• DATASET ENTRIES:
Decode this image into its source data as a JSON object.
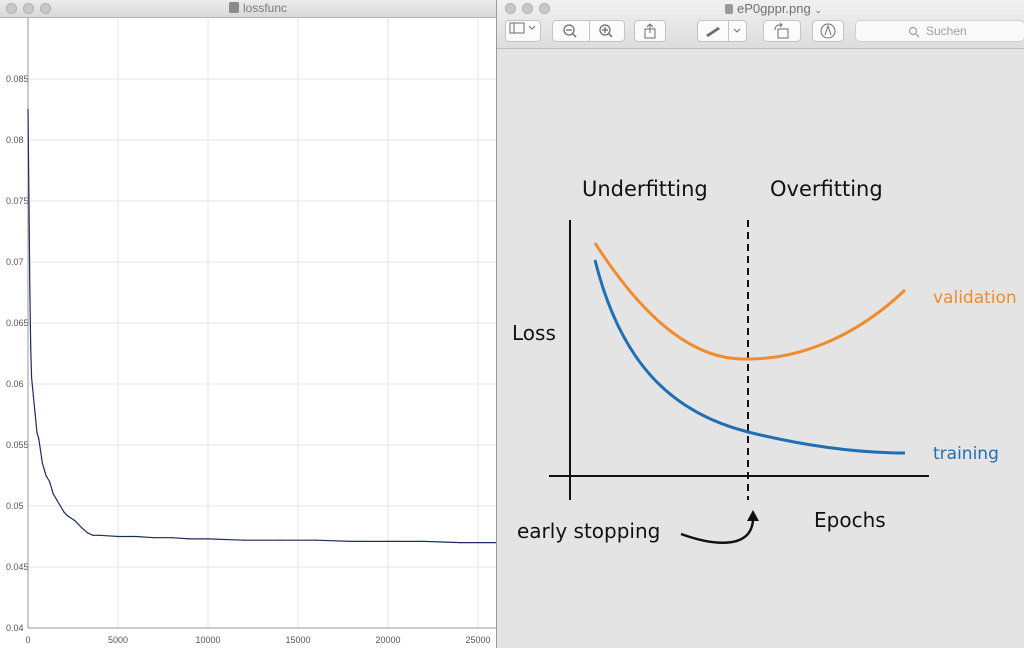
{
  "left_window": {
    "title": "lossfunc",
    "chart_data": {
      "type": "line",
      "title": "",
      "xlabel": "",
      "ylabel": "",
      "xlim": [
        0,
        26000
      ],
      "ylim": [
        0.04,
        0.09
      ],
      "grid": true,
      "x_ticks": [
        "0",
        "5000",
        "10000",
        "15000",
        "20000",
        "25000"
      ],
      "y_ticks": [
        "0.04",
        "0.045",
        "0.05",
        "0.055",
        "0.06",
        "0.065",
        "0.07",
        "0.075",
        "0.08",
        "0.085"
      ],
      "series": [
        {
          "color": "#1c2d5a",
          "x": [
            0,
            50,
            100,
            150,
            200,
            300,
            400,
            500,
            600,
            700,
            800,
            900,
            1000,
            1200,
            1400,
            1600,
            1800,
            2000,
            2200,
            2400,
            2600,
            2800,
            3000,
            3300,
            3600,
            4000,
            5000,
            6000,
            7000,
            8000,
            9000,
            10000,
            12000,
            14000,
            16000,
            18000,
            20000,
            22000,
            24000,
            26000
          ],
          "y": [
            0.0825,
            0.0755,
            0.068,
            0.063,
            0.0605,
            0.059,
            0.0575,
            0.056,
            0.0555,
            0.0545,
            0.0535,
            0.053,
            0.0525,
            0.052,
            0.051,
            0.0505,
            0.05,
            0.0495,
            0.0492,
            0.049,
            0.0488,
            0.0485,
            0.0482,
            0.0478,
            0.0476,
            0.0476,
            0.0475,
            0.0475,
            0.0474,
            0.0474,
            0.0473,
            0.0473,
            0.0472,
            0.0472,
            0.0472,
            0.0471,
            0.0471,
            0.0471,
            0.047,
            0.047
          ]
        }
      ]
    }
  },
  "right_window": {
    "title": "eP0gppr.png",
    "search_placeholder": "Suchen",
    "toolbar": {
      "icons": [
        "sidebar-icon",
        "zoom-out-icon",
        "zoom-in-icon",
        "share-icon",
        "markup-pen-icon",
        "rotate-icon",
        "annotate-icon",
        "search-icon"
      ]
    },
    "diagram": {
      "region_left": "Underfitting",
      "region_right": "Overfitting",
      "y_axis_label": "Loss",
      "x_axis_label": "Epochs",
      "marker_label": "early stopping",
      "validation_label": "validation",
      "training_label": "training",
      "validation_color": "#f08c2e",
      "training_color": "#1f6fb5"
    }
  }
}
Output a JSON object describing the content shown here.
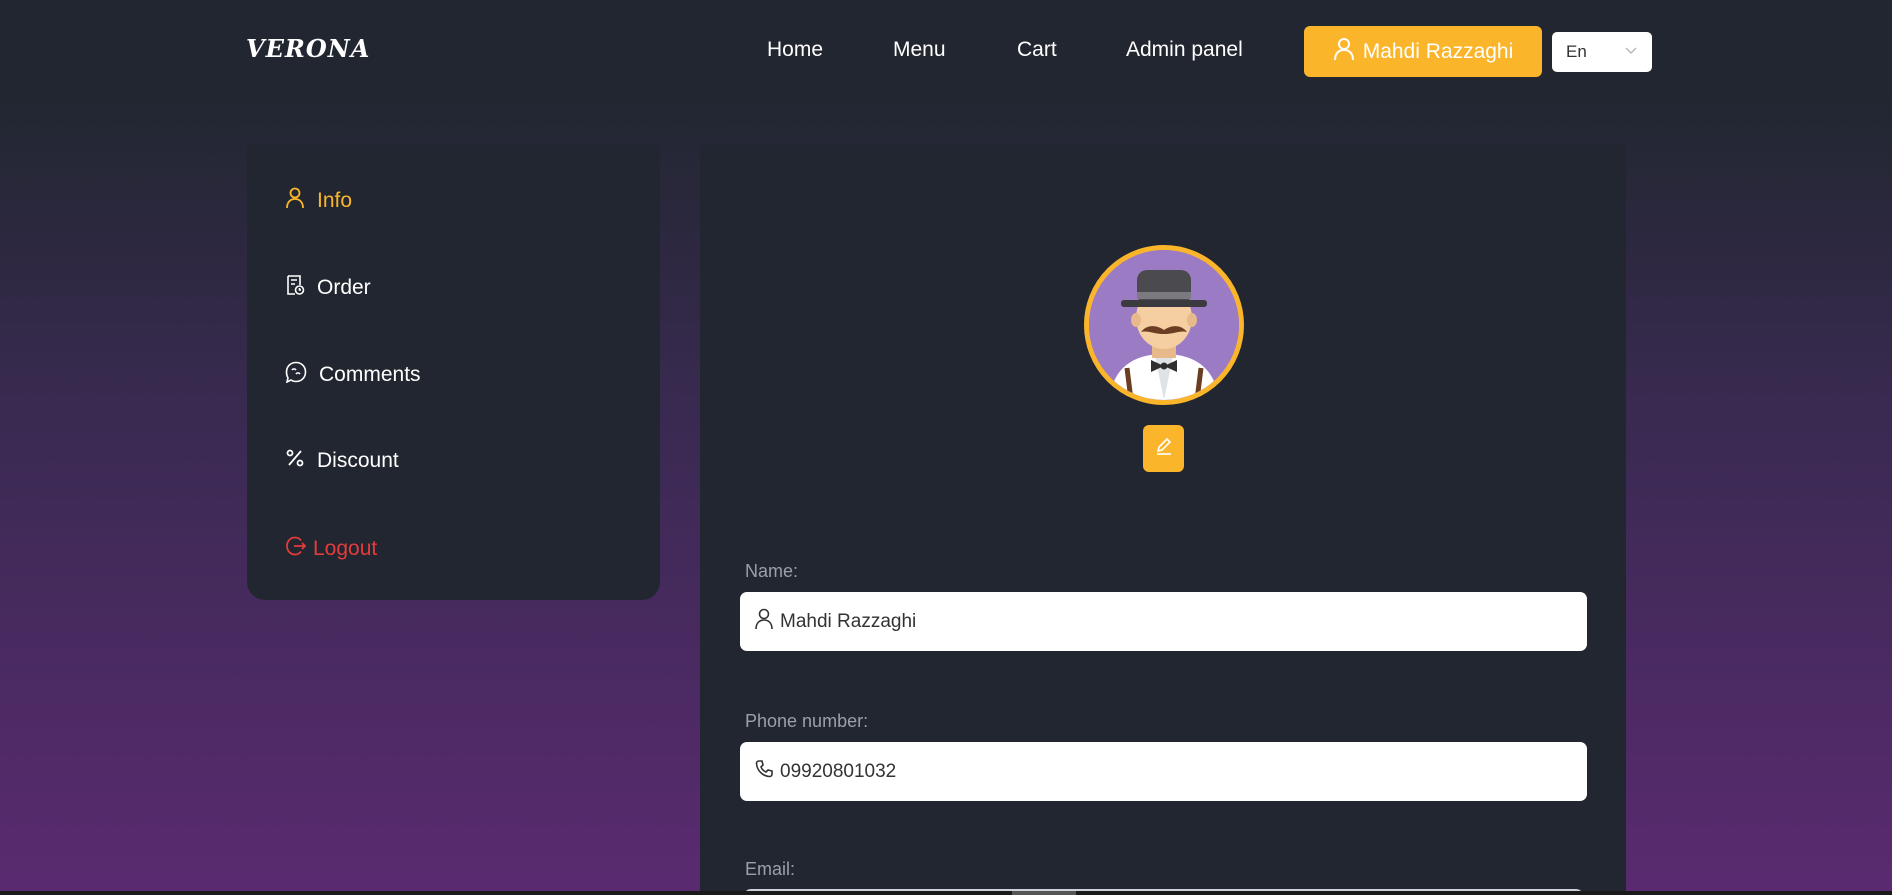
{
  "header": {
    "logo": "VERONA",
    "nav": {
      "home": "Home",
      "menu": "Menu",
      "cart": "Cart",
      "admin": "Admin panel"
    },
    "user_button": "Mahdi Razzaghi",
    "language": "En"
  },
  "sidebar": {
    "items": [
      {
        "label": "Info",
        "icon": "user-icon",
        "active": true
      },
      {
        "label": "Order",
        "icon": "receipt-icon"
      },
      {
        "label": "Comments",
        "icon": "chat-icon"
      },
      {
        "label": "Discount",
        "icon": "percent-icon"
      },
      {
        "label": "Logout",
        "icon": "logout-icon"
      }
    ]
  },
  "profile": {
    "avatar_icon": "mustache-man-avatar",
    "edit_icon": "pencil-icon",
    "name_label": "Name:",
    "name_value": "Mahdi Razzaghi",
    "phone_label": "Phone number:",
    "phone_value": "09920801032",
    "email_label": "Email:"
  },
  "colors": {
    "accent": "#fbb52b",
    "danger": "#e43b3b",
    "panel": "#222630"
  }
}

• EXERCISE: From the material above, copy everything exactly but the pictures.

• COMPLETED TASK:
Decode this image into its source data as a JSON object.
{
  "left_window": {
    "title": "lossfunc",
    "chart_data": {
      "type": "line",
      "title": "",
      "xlabel": "",
      "ylabel": "",
      "xlim": [
        0,
        26000
      ],
      "ylim": [
        0.04,
        0.09
      ],
      "grid": true,
      "x_ticks": [
        "0",
        "5000",
        "10000",
        "15000",
        "20000",
        "25000"
      ],
      "y_ticks": [
        "0.04",
        "0.045",
        "0.05",
        "0.055",
        "0.06",
        "0.065",
        "0.07",
        "0.075",
        "0.08",
        "0.085"
      ],
      "series": [
        {
          "color": "#1c2d5a",
          "x": [
            0,
            50,
            100,
            150,
            200,
            300,
            400,
            500,
            600,
            700,
            800,
            900,
            1000,
            1200,
            1400,
            1600,
            1800,
            2000,
            2200,
            2400,
            2600,
            2800,
            3000,
            3300,
            3600,
            4000,
            5000,
            6000,
            7000,
            8000,
            9000,
            10000,
            12000,
            14000,
            16000,
            18000,
            20000,
            22000,
            24000,
            26000
          ],
          "y": [
            0.0825,
            0.0755,
            0.068,
            0.063,
            0.0605,
            0.059,
            0.0575,
            0.056,
            0.0555,
            0.0545,
            0.0535,
            0.053,
            0.0525,
            0.052,
            0.051,
            0.0505,
            0.05,
            0.0495,
            0.0492,
            0.049,
            0.0488,
            0.0485,
            0.0482,
            0.0478,
            0.0476,
            0.0476,
            0.0475,
            0.0475,
            0.0474,
            0.0474,
            0.0473,
            0.0473,
            0.0472,
            0.0472,
            0.0472,
            0.0471,
            0.0471,
            0.0471,
            0.047,
            0.047
          ]
        }
      ]
    }
  },
  "right_window": {
    "title": "eP0gppr.png",
    "search_placeholder": "Suchen",
    "toolbar": {
      "icons": [
        "sidebar-icon",
        "zoom-out-icon",
        "zoom-in-icon",
        "share-icon",
        "markup-pen-icon",
        "rotate-icon",
        "annotate-icon",
        "search-icon"
      ]
    },
    "diagram": {
      "region_left": "Underfitting",
      "region_right": "Overfitting",
      "y_axis_label": "Loss",
      "x_axis_label": "Epochs",
      "marker_label": "early stopping",
      "validation_label": "validation",
      "training_label": "training",
      "validation_color": "#f08c2e",
      "training_color": "#1f6fb5"
    }
  }
}
Output a JSON object describing the content shown here.
{
  "header": {
    "logo": "VERONA",
    "nav": {
      "home": "Home",
      "menu": "Menu",
      "cart": "Cart",
      "admin": "Admin panel"
    },
    "user_button": "Mahdi Razzaghi",
    "language": "En"
  },
  "sidebar": {
    "items": [
      {
        "label": "Info",
        "icon": "user-icon",
        "active": true
      },
      {
        "label": "Order",
        "icon": "receipt-icon"
      },
      {
        "label": "Comments",
        "icon": "chat-icon"
      },
      {
        "label": "Discount",
        "icon": "percent-icon"
      },
      {
        "label": "Logout",
        "icon": "logout-icon"
      }
    ]
  },
  "profile": {
    "avatar_icon": "mustache-man-avatar",
    "edit_icon": "pencil-icon",
    "name_label": "Name:",
    "name_value": "Mahdi Razzaghi",
    "phone_label": "Phone number:",
    "phone_value": "09920801032",
    "email_label": "Email:"
  },
  "colors": {
    "accent": "#fbb52b",
    "danger": "#e43b3b",
    "panel": "#222630"
  }
}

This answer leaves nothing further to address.